=== STATED TASK ===
Output the records. Match them exactly.

=== ROWS ===
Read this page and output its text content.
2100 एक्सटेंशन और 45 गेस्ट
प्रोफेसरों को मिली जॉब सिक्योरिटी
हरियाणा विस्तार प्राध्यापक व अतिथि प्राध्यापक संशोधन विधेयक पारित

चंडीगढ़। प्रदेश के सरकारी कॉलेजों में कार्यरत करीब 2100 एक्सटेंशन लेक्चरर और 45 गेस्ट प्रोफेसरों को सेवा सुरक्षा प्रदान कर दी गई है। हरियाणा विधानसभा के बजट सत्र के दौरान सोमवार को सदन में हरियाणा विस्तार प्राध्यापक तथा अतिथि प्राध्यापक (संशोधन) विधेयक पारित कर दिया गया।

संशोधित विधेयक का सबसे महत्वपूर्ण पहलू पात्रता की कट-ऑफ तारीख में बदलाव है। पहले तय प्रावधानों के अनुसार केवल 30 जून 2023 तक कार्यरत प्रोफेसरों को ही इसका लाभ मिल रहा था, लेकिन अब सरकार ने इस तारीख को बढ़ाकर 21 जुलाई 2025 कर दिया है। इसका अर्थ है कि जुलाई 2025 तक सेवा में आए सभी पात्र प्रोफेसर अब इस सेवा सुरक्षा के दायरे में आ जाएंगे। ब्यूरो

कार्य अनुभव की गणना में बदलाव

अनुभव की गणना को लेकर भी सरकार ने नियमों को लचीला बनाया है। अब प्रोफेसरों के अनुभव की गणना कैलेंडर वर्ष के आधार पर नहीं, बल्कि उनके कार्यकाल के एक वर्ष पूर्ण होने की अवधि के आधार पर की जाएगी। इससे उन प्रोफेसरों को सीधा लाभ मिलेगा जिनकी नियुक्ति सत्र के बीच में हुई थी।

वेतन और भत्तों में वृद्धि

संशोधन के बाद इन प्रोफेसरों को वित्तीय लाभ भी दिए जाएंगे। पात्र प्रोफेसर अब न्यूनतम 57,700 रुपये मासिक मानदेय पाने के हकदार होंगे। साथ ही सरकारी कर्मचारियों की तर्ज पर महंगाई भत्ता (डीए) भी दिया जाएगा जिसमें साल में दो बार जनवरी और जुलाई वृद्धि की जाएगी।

=== TASK SOLUTION ===
Read this page and output its text content.
2100 एक्सटेंशन और 45 गेस्ट
प्रोफेसरों को मिली जॉब सिक्योरिटी
हरियाणा विस्तार प्राध्यापक व अतिथि प्राध्यापक संशोधन विधेयक पारित

चंडीगढ़। प्रदेश के सरकारी कॉलेजों में कार्यरत करीब 2100 एक्सटेंशन लेक्चरर और 45 गेस्ट प्रोफेसरों को सेवा सुरक्षा प्रदान कर दी गई है। हरियाणा विधानसभा के बजट सत्र के दौरान सोमवार को सदन में हरियाणा विस्तार प्राध्यापक तथा अतिथि प्राध्यापक (संशोधन) विधेयक पारित कर दिया गया।

संशोधित विधेयक का सबसे महत्वपूर्ण पहलू पात्रता की कट-ऑफ तारीख में बदलाव है। पहले तय प्रावधानों के अनुसार केवल 30 जून 2023 तक कार्यरत प्रोफेसरों को ही इसका लाभ मिल रहा था, लेकिन अब सरकार ने इस तारीख को बढ़ाकर 21 जुलाई 2025 कर दिया है। इसका अर्थ है कि जुलाई 2025 तक सेवा में आए सभी पात्र प्रोफेसर अब इस सेवा सुरक्षा के दायरे में आ जाएंगे। ब्यूरो

कार्य अनुभव की गणना में बदलाव

अनुभव की गणना को लेकर भी सरकार ने नियमों को लचीला बनाया है। अब प्रोफेसरों के अनुभव की गणना कैलेंडर वर्ष के आधार पर नहीं, बल्कि उनके कार्यकाल के एक वर्ष पूर्ण होने की अवधि के आधार पर की जाएगी। इससे उन प्रोफेसरों को सीधा लाभ मिलेगा जिनकी नियुक्ति सत्र के बीच में हुई थी।

वेतन और भत्तों में वृद्धि

संशोधन के बाद इन प्रोफेसरों को वित्तीय लाभ भी दिए जाएंगे। पात्र प्रोफेसर अब न्यूनतम 57,700 रुपये मासिक मानदेय पाने के हकदार होंगे। साथ ही सरकारी कर्मचारियों की तर्ज पर महंगाई भत्ता (डीए) भी दिया जाएगा जिसमें साल में दो बार जनवरी और जुलाई वृद्धि की जाएगी।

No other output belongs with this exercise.